Required task. Leave out every picture, then transcribe the rest of the listing exactly.

>> begin

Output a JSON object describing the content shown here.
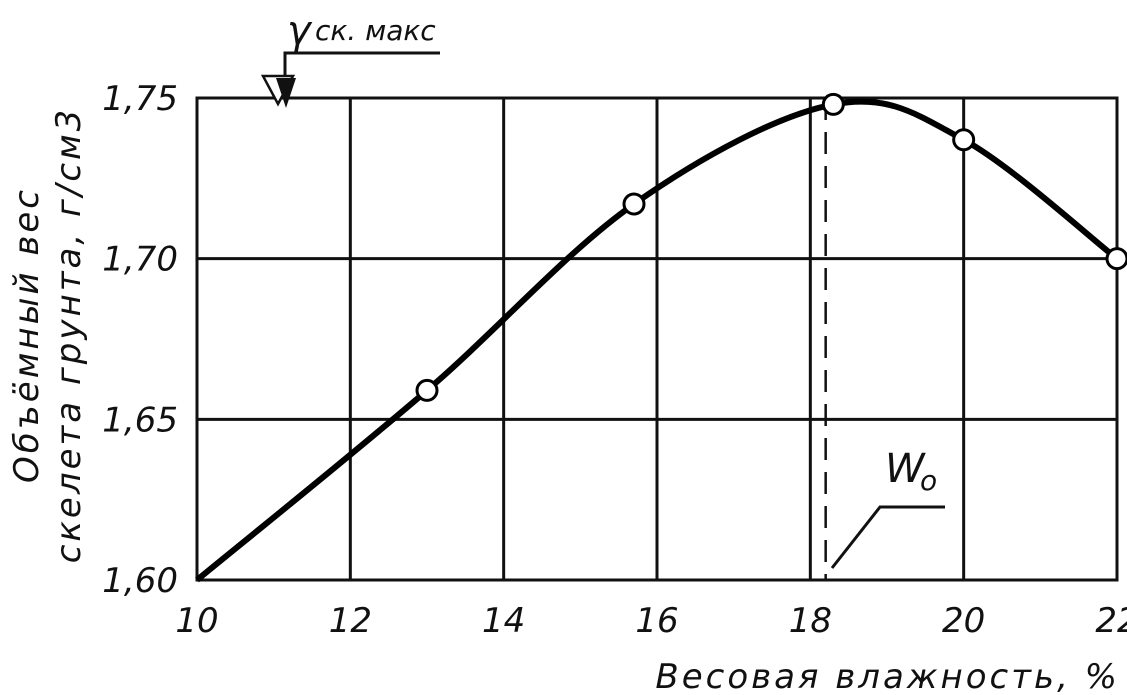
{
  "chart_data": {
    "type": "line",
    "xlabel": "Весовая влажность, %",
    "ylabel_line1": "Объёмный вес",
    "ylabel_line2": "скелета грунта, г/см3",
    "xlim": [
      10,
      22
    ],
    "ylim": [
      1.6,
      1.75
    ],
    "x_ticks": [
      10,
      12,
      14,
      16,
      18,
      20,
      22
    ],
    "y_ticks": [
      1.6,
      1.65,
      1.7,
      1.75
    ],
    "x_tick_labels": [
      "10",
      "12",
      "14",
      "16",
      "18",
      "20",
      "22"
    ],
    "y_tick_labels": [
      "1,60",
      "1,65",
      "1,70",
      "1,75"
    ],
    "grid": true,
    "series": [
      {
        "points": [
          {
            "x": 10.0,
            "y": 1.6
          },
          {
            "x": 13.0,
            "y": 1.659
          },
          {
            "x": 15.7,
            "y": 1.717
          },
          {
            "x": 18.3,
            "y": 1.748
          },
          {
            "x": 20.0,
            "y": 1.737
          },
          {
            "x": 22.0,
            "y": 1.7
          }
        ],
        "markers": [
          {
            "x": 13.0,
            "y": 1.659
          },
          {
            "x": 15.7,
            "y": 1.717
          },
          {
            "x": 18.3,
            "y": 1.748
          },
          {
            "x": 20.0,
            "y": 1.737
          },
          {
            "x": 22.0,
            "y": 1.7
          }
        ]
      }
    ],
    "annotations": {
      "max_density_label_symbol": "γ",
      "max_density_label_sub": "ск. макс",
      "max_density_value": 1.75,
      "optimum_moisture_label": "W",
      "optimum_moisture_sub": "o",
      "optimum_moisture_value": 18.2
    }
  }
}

>> end

Written solution.
Output a JSON object describing the content shown here.
{
  "chart_data": {
    "type": "line",
    "xlabel": "Весовая влажность, %",
    "ylabel_line1": "Объёмный вес",
    "ylabel_line2": "скелета грунта, г/см3",
    "xlim": [
      10,
      22
    ],
    "ylim": [
      1.6,
      1.75
    ],
    "x_ticks": [
      10,
      12,
      14,
      16,
      18,
      20,
      22
    ],
    "y_ticks": [
      1.6,
      1.65,
      1.7,
      1.75
    ],
    "x_tick_labels": [
      "10",
      "12",
      "14",
      "16",
      "18",
      "20",
      "22"
    ],
    "y_tick_labels": [
      "1,60",
      "1,65",
      "1,70",
      "1,75"
    ],
    "grid": true,
    "series": [
      {
        "points": [
          {
            "x": 10.0,
            "y": 1.6
          },
          {
            "x": 13.0,
            "y": 1.659
          },
          {
            "x": 15.7,
            "y": 1.717
          },
          {
            "x": 18.3,
            "y": 1.748
          },
          {
            "x": 20.0,
            "y": 1.737
          },
          {
            "x": 22.0,
            "y": 1.7
          }
        ],
        "markers": [
          {
            "x": 13.0,
            "y": 1.659
          },
          {
            "x": 15.7,
            "y": 1.717
          },
          {
            "x": 18.3,
            "y": 1.748
          },
          {
            "x": 20.0,
            "y": 1.737
          },
          {
            "x": 22.0,
            "y": 1.7
          }
        ]
      }
    ],
    "annotations": {
      "max_density_label_symbol": "γ",
      "max_density_label_sub": "ск. макс",
      "max_density_value": 1.75,
      "optimum_moisture_label": "W",
      "optimum_moisture_sub": "o",
      "optimum_moisture_value": 18.2
    }
  }
}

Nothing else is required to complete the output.